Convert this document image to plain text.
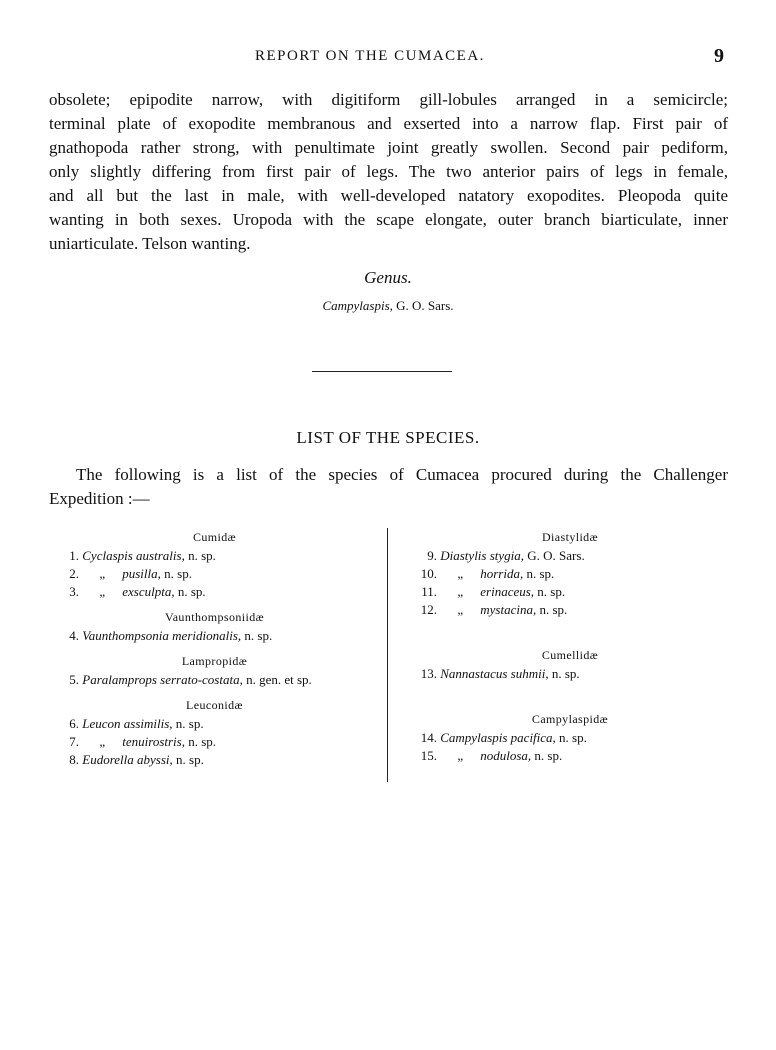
REPORT ON THE CUMACEA.	9
obsolete; epipodite narrow, with digitiform gill-lobules arranged in a semicircle;
terminal plate of exopodite membranous and exserted into a narrow flap. First pair of
gnathopoda rather strong, with penultimate joint greatly swollen. Second pair pediform,
only slightly differing from first pair of legs. The two anterior pairs of legs in female,
and all but the last in male, with well-developed natatory exopodites. Pleopoda quite
wanting in both sexes. Uropoda with the scape elongate, outer branch biarticulate, inner
uniarticulate. Telson wanting.
Genus.
Campylaspis, G. O. Sars.
LIST OF THE SPECIES.
The following is a list of the species of Cumacea procured during the Challenger
Expedition :—
Cumidæ
1. Cyclaspis australis, n. sp.
2. „ pusilla, n. sp.
3. „ exsculpta, n. sp.
Vaunthompsoniidæ
4. Vaunthompsonia meridionalis, n. sp.
Lampropidæ
5. Paralamprops serrato-costata, n. gen. et sp.
Leuconidæ
6. Leucon assimilis, n. sp.
7. „ tenuirostris, n. sp.
8. Eudorella abyssi, n. sp.
Diastylidæ
9. Diastylis stygia, G. O. Sars.
10. „ horrida, n. sp.
11. „ erinaceus, n. sp.
12. „ mystacina, n. sp.
Cumellidæ
13. Nannastacus suhmii, n. sp.
Campylaspidæ
14. Campylaspis pacifica, n. sp.
15. „ nodulosa, n. sp.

= = =

▶ WHAT NEEDS TO BE DONE: Where does the word "Campylaspis" appear in the listing? List each line that holds it.

▶ EXERCISE SOLUTION:
Campylaspis, G. O. Sars.
14. Campylaspis pacifica, n. sp.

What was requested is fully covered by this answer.